• Instructions to follow
Below is a listing; write it out exactly and drop any images from it.

__________________________________________________

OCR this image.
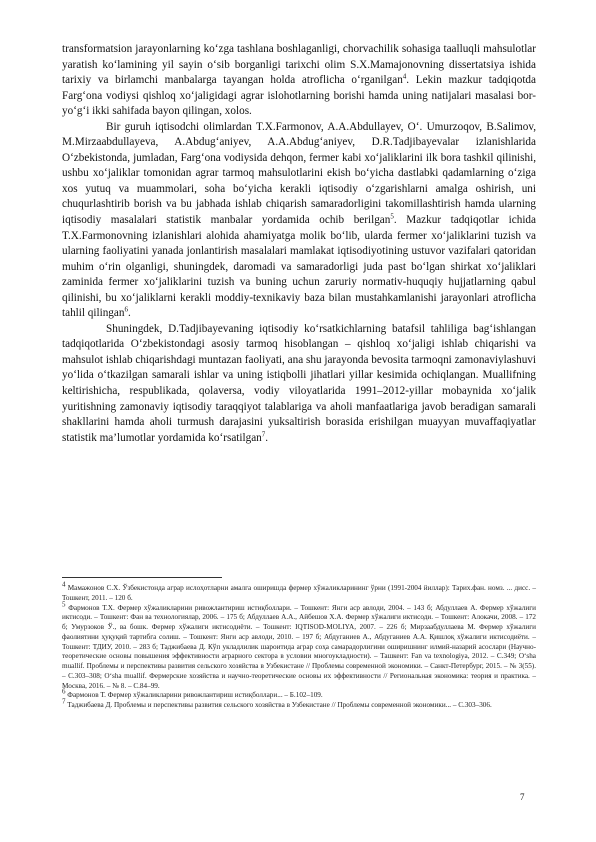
transformatsion jarayonlarning ko‘zga tashlana boshlaganligi, chorvachilik sohasiga taalluqli mahsulotlar yaratish ko‘lamining yil sayin o‘sib borganligi tarixchi olim S.X.Mamajonovning dissertatsiya ishida tarixiy va birlamchi manbalarga tayangan holda atroflicha o‘rganilgan$^4$. Lekin mazkur tadqiqotda Farg‘ona vodiysi qishloq xo‘jaligidagi agrar islohotlarning borishi hamda uning natijalari masalasi bor-yo‘g‘i ikki sahifada bayon qilingan, xolos.

Bir guruh iqtisodchi olimlardan T.X.Farmonov, A.A.Abdullayev, O‘. Umurzoqov, B.Salimov, M.Mirzaabdullayeva, A.Abdug‘aniyev, A.A.Abdug‘aniyev, D.R.Tadjibayevalar izlanishlarida O‘zbekistonda, jumladan, Farg‘ona vodiysida dehqon, fermer kabi xo‘jaliklarini ilk bora tashkil qilinishi, ushbu xo‘jaliklar tomonidan agrar tarmoq mahsulotlarini ekish bo‘yicha dastlabki qadamlarning o‘ziga xos yutuq va muammolari, soha bo‘yicha kerakli iqtisodiy o‘zgarishlarni amalga oshirish, uni chuqurlashtirib borish va bu jabhada ishlab chiqarish samaradorligini takomillashtirish hamda ularning iqtisodiy masalalari statistik manbalar yordamida ochib berilgan$^5$. Mazkur tadqiqotlar ichida T.X.Farmonovning izlanishlari alohida ahamiyatga molik bo‘lib, ularda fermer xo‘jaliklarini tuzish va ularning faoliyatini yanada jonlantirish masalalari mamlakat iqtisodiyotining ustuvor vazifalari qatoridan muhim o‘rin olganligi, shuningdek, daromadi va samaradorligi juda past bo‘lgan shirkat xo‘jaliklari zaminida fermer xo‘jaliklarini tuzish va buning uchun zaruriy normativ-huquqiy hujjatlarning qabul qilinishi, bu xo‘jaliklarni kerakli moddiy-texnikaviy baza bilan mustahkamlanishi jarayonlari atroflicha tahlil qilingan$^6$.

Shuningdek, D.Tadjibayevaning iqtisodiy ko‘rsatkichlarning batafsil tahliliga bag‘ishlangan tadqiqotlarida O‘zbekistondagi asosiy tarmoq hisoblangan – qishloq xo‘jaligi ishlab chiqarishi va mahsulot ishlab chiqarishdagi muntazan faoliyati, ana shu jarayonda bevosita tarmoqni zamonaviylashuvi yo‘lida o‘tkazilgan samarali ishlar va uning istiqbolli jihatlari yillar kesimida ochiqlangan. Muallifning keltirishicha, respublikada, qolaversa, vodiy viloyatlarida 1991–2012-yillar mobaynida xo‘jalik yuritishning zamonaviy iqtisodiy taraqqiyot talablariga va aholi manfaatlariga javob beradigan samarali shakllarini hamda aholi turmush darajasini yuksaltirish borasida erishilgan muayyan muvaffaqiyatlar statistik ma’lumotlar yordamida ko‘rsatilgan$^7$.

$^4$ Мамажонов С.Х. Ўзбекистонда аграр ислоҳотларни амалга оширишда фермер хўжаликларининг ўрни (1991-2004 йиллар): Тарих.фан. номз. ... дисс. – Тошкент, 2011. – 120 б.

$^5$ Фармонов Т.Х. Фермер хўжаликларини ривожлантириш истиқболлари. – Тошкент: Янги аср авлоди, 2004. – 143 б; Абдуллаев А. Фермер хўжалиги иктисоди. – Тошкент: Фан ва технологиялар, 2006. – 175 б; Абдуллаев А.А., Айбешов Х.А. Фермер хўжалиги иктисоди. – Тошкент: Алокачи, 2008. – 172 б; Умурзоков Ў., ва бошк. Фермер хўжалиги иктисодиёти. – Тошкент: IQTISOD-MOLIYA, 2007. – 226 б; Мирзаабдуллаева М. Фермер хўжалиги фаолиятини ҳуқуқий тартибга солиш. – Тошкент: Янги аср авлоди, 2010. – 197 б; Абдуганиев А., Абдуганиев А.А. Қишлоқ хўжалиги иктисодиёти. – Тошкент: ТДИУ, 2010. – 283 б; Таджибаева Д. Кўп укладлилик шароитида аграр соҳа самарадорлигини оширишнинг илмий-назарий асослари (Научно-теоретические основы повышения эффективности аграрного сектора в условии многоукладности). – Ташкент: Fan va texnologiya, 2012. – С.349; O‘sha muallif. Проблемы и перспективы развития сельского хозяйства в Узбекистане // Проблемы современной экономики. – Санкт-Петербург, 2015. – № 3(55). – С.303–308; O‘sha muallif. Фермерские хозяйства и научно-теоретические основы их эффективности // Региональная экономика: теория и практика. – Москва, 2016. – № 8. – С.84–99.

$^6$ Фармонов Т. Фермер хўжаликларини ривожлантириш истиқболлари... – Б.102–109.

$^7$ Таджибаева Д. Проблемы и перспективы развития сельского хозяйства в Узбекистане // Проблемы современной экономики... – С.303–306.

7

__________________________________________________

• Finished exercise
OCR this image.
transformatsion jarayonlarning ko‘zga tashlana boshlaganligi, chorvachilik sohasiga taalluqli mahsulotlar yaratish ko‘lamining yil sayin o‘sib borganligi tarixchi olim S.X.Mamajonovning dissertatsiya ishida tarixiy va birlamchi manbalarga tayangan holda atroflicha o‘rganilgan$^4$. Lekin mazkur tadqiqotda Farg‘ona vodiysi qishloq xo‘jaligidagi agrar islohotlarning borishi hamda uning natijalari masalasi bor-yo‘g‘i ikki sahifada bayon qilingan, xolos.

Bir guruh iqtisodchi olimlardan T.X.Farmonov, A.A.Abdullayev, O‘. Umurzoqov, B.Salimov, M.Mirzaabdullayeva, A.Abdug‘aniyev, A.A.Abdug‘aniyev, D.R.Tadjibayevalar izlanishlarida O‘zbekistonda, jumladan, Farg‘ona vodiysida dehqon, fermer kabi xo‘jaliklarini ilk bora tashkil qilinishi, ushbu xo‘jaliklar tomonidan agrar tarmoq mahsulotlarini ekish bo‘yicha dastlabki qadamlarning o‘ziga xos yutuq va muammolari, soha bo‘yicha kerakli iqtisodiy o‘zgarishlarni amalga oshirish, uni chuqurlashtirib borish va bu jabhada ishlab chiqarish samaradorligini takomillashtirish hamda ularning iqtisodiy masalalari statistik manbalar yordamida ochib berilgan$^5$. Mazkur tadqiqotlar ichida T.X.Farmonovning izlanishlari alohida ahamiyatga molik bo‘lib, ularda fermer xo‘jaliklarini tuzish va ularning faoliyatini yanada jonlantirish masalalari mamlakat iqtisodiyotining ustuvor vazifalari qatoridan muhim o‘rin olganligi, shuningdek, daromadi va samaradorligi juda past bo‘lgan shirkat xo‘jaliklari zaminida fermer xo‘jaliklarini tuzish va buning uchun zaruriy normativ-huquqiy hujjatlarning qabul qilinishi, bu xo‘jaliklarni kerakli moddiy-texnikaviy baza bilan mustahkamlanishi jarayonlari atroflicha tahlil qilingan$^6$.

Shuningdek, D.Tadjibayevaning iqtisodiy ko‘rsatkichlarning batafsil tahliliga bag‘ishlangan tadqiqotlarida O‘zbekistondagi asosiy tarmoq hisoblangan – qishloq xo‘jaligi ishlab chiqarishi va mahsulot ishlab chiqarishdagi muntazan faoliyati, ana shu jarayonda bevosita tarmoqni zamonaviylashuvi yo‘lida o‘tkazilgan samarali ishlar va uning istiqbolli jihatlari yillar kesimida ochiqlangan. Muallifning keltirishicha, respublikada, qolaversa, vodiy viloyatlarida 1991–2012-yillar mobaynida xo‘jalik yuritishning zamonaviy iqtisodiy taraqqiyot talablariga va aholi manfaatlariga javob beradigan samarali shakllarini hamda aholi turmush darajasini yuksaltirish borasida erishilgan muayyan muvaffaqiyatlar statistik ma’lumotlar yordamida ko‘rsatilgan$^7$.

$^4$ Мамажонов С.Х. Ўзбекистонда аграр ислоҳотларни амалга оширишда фермер хўжаликларининг ўрни (1991-2004 йиллар): Тарих.фан. номз. ... дисс. – Тошкент, 2011. – 120 б.

$^5$ Фармонов Т.Х. Фермер хўжаликларини ривожлантириш истиқболлари. – Тошкент: Янги аср авлоди, 2004. – 143 б; Абдуллаев А. Фермер хўжалиги иктисоди. – Тошкент: Фан ва технологиялар, 2006. – 175 б; Абдуллаев А.А., Айбешов Х.А. Фермер хўжалиги иктисоди. – Тошкент: Алокачи, 2008. – 172 б; Умурзоков Ў., ва бошк. Фермер хўжалиги иктисодиёти. – Тошкент: IQTISOD-MOLIYA, 2007. – 226 б; Мирзаабдуллаева М. Фермер хўжалиги фаолиятини ҳуқуқий тартибга солиш. – Тошкент: Янги аср авлоди, 2010. – 197 б; Абдуганиев А., Абдуганиев А.А. Қишлоқ хўжалиги иктисодиёти. – Тошкент: ТДИУ, 2010. – 283 б; Таджибаева Д. Кўп укладлилик шароитида аграр соҳа самарадорлигини оширишнинг илмий-назарий асослари (Научно-теоретические основы повышения эффективности аграрного сектора в условии многоукладности). – Ташкент: Fan va texnologiya, 2012. – С.349; O‘sha muallif. Проблемы и перспективы развития сельского хозяйства в Узбекистане // Проблемы современной экономики. – Санкт-Петербург, 2015. – № 3(55). – С.303–308; O‘sha muallif. Фермерские хозяйства и научно-теоретические основы их эффективности // Региональная экономика: теория и практика. – Москва, 2016. – № 8. – С.84–99.

$^6$ Фармонов Т. Фермер хўжаликларини ривожлантириш истиқболлари... – Б.102–109.

$^7$ Таджибаева Д. Проблемы и перспективы развития сельского хозяйства в Узбекистане // Проблемы современной экономики... – С.303–306.

7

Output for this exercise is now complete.